Element box records:
## begin

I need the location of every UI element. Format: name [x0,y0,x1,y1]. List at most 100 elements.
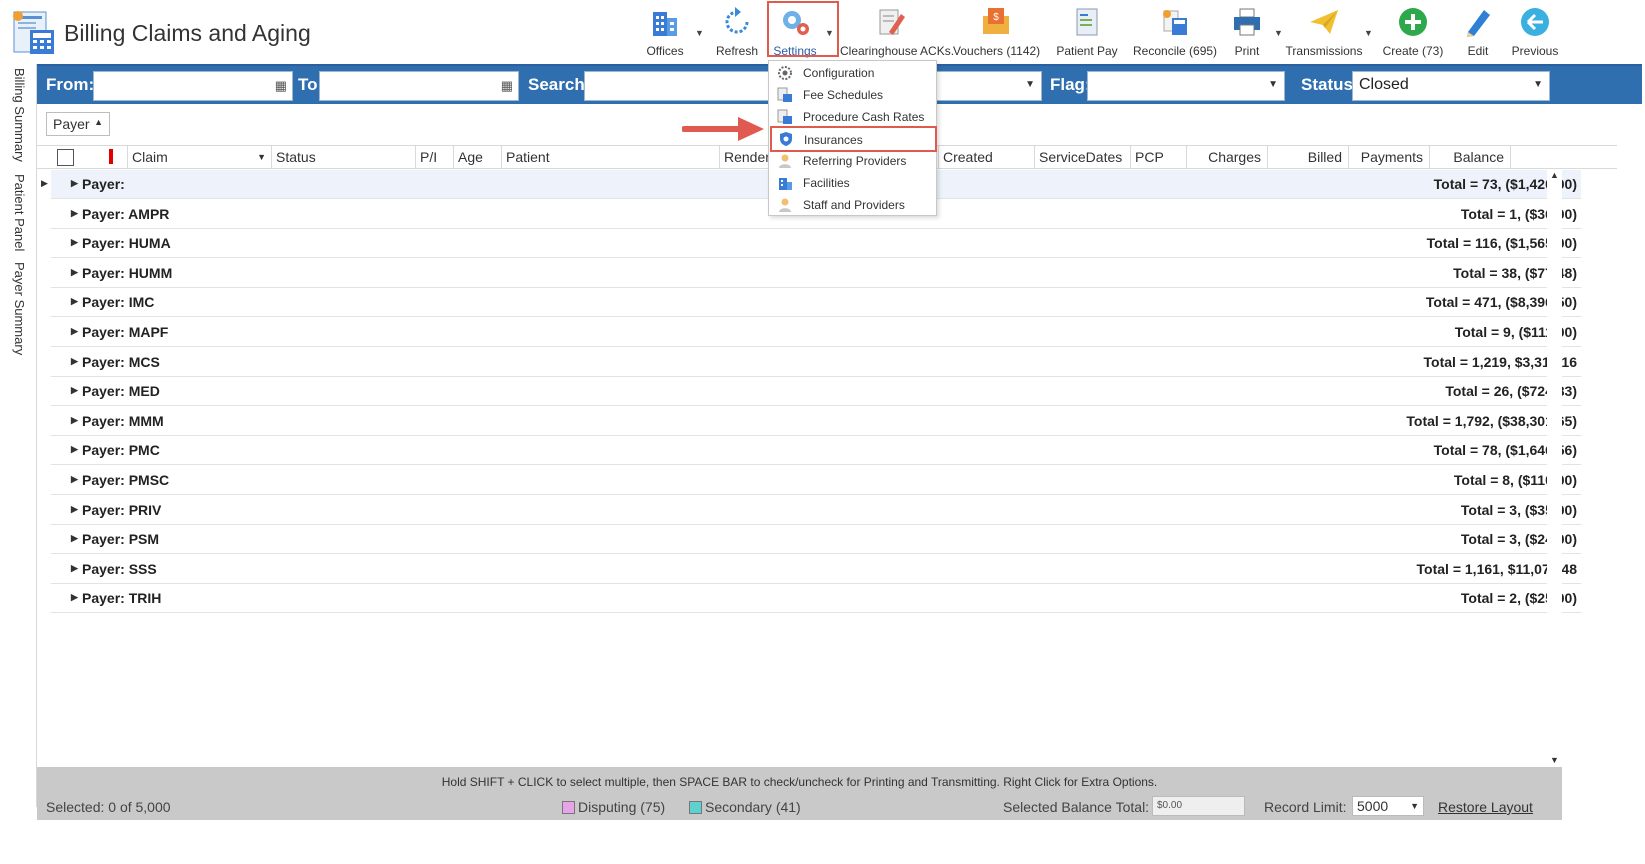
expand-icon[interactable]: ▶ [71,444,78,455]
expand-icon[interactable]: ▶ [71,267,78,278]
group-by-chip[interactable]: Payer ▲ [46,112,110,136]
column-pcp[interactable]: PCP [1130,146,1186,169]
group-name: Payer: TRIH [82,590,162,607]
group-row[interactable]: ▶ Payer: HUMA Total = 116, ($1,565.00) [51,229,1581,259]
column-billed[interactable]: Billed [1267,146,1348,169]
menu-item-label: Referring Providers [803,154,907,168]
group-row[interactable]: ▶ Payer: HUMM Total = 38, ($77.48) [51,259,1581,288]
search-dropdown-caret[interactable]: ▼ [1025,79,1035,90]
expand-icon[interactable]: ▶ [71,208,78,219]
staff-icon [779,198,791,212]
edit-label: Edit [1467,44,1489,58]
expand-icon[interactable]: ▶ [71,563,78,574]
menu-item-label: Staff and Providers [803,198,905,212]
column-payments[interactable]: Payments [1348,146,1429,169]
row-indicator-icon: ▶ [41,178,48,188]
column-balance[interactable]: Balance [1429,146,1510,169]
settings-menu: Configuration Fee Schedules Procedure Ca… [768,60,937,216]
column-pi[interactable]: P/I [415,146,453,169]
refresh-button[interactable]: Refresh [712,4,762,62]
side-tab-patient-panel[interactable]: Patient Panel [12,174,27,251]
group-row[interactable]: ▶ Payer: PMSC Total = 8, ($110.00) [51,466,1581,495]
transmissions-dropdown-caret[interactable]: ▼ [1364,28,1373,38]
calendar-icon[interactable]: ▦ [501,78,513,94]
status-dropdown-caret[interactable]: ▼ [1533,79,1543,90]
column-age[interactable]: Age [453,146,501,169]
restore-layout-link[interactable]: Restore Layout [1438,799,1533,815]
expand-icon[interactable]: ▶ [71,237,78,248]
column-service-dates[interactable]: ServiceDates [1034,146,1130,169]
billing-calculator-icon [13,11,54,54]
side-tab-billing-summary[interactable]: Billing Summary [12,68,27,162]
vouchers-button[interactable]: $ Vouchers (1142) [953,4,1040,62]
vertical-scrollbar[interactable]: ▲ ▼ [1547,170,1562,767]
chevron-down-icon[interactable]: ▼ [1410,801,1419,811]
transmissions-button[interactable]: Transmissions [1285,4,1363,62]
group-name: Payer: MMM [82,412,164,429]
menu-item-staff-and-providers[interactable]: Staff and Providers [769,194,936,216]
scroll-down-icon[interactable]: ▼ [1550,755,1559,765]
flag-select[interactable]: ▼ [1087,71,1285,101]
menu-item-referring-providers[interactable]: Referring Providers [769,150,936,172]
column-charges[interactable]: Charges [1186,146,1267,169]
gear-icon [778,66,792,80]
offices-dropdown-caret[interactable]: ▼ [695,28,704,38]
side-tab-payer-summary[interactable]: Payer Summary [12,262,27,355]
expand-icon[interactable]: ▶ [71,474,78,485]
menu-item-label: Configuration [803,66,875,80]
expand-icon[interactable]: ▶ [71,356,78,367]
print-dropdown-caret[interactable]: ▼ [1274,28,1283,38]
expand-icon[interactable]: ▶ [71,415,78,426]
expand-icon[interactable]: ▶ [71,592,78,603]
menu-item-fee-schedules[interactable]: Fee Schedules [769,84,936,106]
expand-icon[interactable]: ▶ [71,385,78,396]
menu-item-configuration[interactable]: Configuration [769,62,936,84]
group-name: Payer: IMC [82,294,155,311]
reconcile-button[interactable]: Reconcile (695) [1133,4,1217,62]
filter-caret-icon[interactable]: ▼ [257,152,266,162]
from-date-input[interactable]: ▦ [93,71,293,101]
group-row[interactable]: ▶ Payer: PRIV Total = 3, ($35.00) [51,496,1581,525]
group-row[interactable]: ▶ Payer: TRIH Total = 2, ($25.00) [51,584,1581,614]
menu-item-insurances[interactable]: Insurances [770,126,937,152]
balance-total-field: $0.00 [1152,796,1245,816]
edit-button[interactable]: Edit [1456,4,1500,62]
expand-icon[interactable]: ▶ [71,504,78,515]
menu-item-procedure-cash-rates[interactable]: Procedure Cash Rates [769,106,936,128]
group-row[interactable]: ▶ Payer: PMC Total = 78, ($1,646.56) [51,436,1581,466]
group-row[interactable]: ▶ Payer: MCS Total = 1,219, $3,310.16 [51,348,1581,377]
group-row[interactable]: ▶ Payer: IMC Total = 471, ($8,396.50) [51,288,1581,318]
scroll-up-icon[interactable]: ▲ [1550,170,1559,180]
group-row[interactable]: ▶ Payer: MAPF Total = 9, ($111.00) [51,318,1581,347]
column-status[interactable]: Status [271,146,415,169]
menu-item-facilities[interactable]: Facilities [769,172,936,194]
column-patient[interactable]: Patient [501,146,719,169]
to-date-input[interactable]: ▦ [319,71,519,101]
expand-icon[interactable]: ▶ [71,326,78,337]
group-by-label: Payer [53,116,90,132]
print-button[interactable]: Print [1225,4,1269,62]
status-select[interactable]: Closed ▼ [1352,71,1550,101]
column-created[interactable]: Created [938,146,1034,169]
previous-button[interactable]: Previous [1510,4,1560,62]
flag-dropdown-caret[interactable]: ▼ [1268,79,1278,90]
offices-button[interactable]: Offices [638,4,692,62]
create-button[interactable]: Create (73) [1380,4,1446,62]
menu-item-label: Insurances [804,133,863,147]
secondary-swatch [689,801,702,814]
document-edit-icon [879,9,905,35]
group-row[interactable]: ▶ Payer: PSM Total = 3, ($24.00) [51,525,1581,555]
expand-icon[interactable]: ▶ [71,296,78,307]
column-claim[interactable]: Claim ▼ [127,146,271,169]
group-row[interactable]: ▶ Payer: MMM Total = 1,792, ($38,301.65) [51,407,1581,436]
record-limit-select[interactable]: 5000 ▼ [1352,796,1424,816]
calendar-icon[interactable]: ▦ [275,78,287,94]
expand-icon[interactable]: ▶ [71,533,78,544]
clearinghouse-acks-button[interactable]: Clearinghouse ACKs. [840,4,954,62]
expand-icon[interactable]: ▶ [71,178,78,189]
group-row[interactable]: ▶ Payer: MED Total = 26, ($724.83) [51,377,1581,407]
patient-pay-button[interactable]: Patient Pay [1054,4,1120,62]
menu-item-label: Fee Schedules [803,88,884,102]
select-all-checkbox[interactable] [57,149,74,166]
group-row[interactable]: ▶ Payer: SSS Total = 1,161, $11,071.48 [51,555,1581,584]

## end
## begin

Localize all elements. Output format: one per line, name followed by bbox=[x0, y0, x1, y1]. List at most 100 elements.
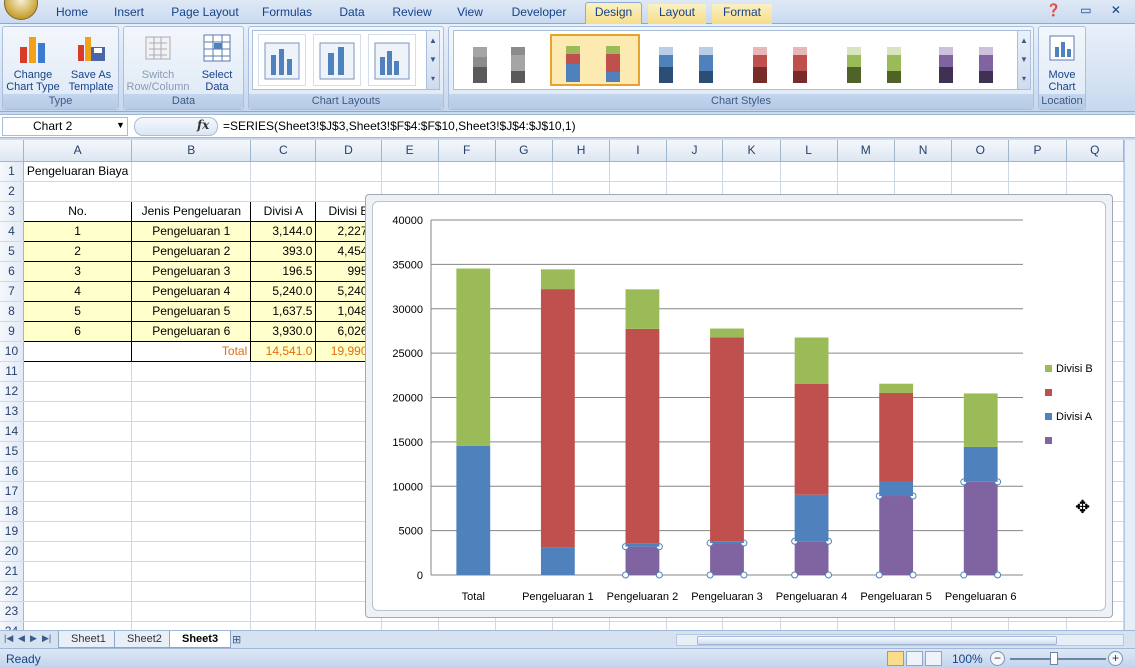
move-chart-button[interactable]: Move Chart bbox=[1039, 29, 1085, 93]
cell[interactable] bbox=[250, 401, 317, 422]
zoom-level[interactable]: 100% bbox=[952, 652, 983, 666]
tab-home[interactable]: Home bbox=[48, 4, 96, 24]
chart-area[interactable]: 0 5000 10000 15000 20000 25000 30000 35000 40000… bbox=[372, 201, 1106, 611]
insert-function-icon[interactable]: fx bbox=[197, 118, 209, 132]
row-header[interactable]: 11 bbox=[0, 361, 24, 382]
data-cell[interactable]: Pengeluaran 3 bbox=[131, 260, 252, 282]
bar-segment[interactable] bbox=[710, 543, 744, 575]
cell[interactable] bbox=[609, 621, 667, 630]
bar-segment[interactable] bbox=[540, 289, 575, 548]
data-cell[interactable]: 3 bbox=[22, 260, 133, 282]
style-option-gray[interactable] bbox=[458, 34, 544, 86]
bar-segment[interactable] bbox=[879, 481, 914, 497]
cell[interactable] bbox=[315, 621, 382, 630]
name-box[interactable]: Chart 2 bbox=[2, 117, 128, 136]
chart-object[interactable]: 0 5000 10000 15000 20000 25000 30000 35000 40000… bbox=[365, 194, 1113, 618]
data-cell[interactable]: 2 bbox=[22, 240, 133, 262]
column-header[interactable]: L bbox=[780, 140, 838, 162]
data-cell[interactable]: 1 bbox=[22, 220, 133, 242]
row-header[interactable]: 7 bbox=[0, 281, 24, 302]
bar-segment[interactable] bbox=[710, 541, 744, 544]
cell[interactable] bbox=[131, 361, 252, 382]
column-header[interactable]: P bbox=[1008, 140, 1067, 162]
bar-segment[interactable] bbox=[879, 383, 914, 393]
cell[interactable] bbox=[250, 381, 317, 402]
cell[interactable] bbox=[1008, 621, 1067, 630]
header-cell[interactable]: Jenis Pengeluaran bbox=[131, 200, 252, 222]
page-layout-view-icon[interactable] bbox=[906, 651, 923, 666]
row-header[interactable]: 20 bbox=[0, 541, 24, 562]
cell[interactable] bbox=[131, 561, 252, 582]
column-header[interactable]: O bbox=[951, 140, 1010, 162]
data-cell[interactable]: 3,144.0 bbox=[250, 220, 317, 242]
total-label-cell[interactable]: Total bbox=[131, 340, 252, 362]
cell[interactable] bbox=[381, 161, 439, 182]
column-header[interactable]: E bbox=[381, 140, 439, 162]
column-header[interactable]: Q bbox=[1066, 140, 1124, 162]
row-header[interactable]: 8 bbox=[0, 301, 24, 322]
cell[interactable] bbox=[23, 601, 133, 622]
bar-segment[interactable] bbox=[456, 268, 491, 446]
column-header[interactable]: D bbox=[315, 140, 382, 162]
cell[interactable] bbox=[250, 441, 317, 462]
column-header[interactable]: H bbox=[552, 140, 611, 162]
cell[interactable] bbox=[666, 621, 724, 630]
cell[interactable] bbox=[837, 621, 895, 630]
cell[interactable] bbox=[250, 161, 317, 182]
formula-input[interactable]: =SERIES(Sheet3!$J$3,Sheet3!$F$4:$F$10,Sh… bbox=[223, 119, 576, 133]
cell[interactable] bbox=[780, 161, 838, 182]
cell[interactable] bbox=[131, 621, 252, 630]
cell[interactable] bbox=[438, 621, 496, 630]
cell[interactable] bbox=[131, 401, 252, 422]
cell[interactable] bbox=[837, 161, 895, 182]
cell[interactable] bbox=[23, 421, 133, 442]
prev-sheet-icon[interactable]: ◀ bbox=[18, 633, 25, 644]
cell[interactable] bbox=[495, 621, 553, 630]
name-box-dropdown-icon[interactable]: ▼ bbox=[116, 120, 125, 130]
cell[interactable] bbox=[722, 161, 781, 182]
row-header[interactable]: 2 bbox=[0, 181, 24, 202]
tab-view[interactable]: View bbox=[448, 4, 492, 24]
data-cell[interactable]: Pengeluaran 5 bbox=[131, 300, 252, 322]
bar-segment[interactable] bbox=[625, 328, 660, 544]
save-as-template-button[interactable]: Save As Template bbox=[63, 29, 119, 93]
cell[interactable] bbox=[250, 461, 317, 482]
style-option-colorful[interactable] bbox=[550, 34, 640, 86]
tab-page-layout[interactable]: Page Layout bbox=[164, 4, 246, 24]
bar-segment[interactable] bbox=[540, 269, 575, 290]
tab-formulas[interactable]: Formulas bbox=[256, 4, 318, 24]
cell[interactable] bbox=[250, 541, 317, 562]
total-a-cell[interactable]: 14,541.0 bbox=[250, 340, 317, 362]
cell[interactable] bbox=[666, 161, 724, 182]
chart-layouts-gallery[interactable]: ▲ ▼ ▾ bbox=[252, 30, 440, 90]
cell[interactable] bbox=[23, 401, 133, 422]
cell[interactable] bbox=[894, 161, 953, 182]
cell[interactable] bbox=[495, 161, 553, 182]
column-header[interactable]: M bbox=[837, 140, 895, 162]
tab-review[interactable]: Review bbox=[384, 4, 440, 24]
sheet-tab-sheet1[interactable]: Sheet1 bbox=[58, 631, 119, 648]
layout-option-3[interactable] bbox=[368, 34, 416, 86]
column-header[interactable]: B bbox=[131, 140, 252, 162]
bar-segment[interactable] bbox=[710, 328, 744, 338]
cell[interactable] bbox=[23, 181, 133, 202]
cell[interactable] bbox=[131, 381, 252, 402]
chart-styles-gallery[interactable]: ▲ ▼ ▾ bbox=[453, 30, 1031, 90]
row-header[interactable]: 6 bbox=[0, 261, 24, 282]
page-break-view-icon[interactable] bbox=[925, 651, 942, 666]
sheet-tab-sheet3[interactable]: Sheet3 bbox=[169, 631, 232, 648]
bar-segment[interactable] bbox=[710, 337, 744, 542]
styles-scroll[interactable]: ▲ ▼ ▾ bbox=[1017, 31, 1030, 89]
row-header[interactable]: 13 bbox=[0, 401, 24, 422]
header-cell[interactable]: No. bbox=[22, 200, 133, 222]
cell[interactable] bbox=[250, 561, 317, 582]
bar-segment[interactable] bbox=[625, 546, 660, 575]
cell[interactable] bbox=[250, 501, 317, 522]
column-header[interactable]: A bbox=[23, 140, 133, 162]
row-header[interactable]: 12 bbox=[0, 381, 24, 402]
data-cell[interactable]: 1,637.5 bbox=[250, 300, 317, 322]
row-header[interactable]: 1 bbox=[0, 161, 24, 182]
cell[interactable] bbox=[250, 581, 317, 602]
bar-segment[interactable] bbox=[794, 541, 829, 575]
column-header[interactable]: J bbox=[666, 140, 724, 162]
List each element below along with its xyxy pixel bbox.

## end
## begin

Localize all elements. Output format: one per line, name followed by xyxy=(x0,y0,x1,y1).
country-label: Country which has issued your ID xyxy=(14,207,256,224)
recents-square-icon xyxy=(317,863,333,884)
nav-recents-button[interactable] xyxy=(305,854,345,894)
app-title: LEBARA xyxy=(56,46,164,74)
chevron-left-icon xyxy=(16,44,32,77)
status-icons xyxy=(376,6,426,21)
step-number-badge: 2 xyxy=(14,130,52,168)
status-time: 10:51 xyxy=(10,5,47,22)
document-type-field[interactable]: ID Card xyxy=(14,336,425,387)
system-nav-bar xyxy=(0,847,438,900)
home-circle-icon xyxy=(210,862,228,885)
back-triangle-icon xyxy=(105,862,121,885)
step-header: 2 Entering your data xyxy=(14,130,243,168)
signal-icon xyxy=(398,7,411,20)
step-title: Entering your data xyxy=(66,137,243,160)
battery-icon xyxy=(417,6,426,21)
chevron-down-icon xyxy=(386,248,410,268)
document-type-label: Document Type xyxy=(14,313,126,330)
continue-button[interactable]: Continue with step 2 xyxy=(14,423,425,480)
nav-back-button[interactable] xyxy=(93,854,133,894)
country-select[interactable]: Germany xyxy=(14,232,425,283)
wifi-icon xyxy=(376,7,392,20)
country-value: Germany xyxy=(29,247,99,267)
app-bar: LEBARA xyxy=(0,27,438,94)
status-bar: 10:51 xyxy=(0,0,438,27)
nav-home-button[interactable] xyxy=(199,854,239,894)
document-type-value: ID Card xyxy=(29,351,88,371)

## end

» Aim
Copy out, character for character, the lines of the entries above that run from the line with "followed by xyxy=(x0,y0,x1,y1)." through the line with "chevron-left-icon xyxy=(16,44,32,77)", including both of those lines.

» Completed task
Localize all elements. Output format: one per line, name followed by xyxy=(x0,y0,x1,y1).
country-label: Country which has issued your ID xyxy=(14,207,256,224)
recents-square-icon xyxy=(317,863,333,884)
nav-recents-button[interactable] xyxy=(305,854,345,894)
app-title: LEBARA xyxy=(56,46,164,74)
chevron-left-icon xyxy=(16,44,32,77)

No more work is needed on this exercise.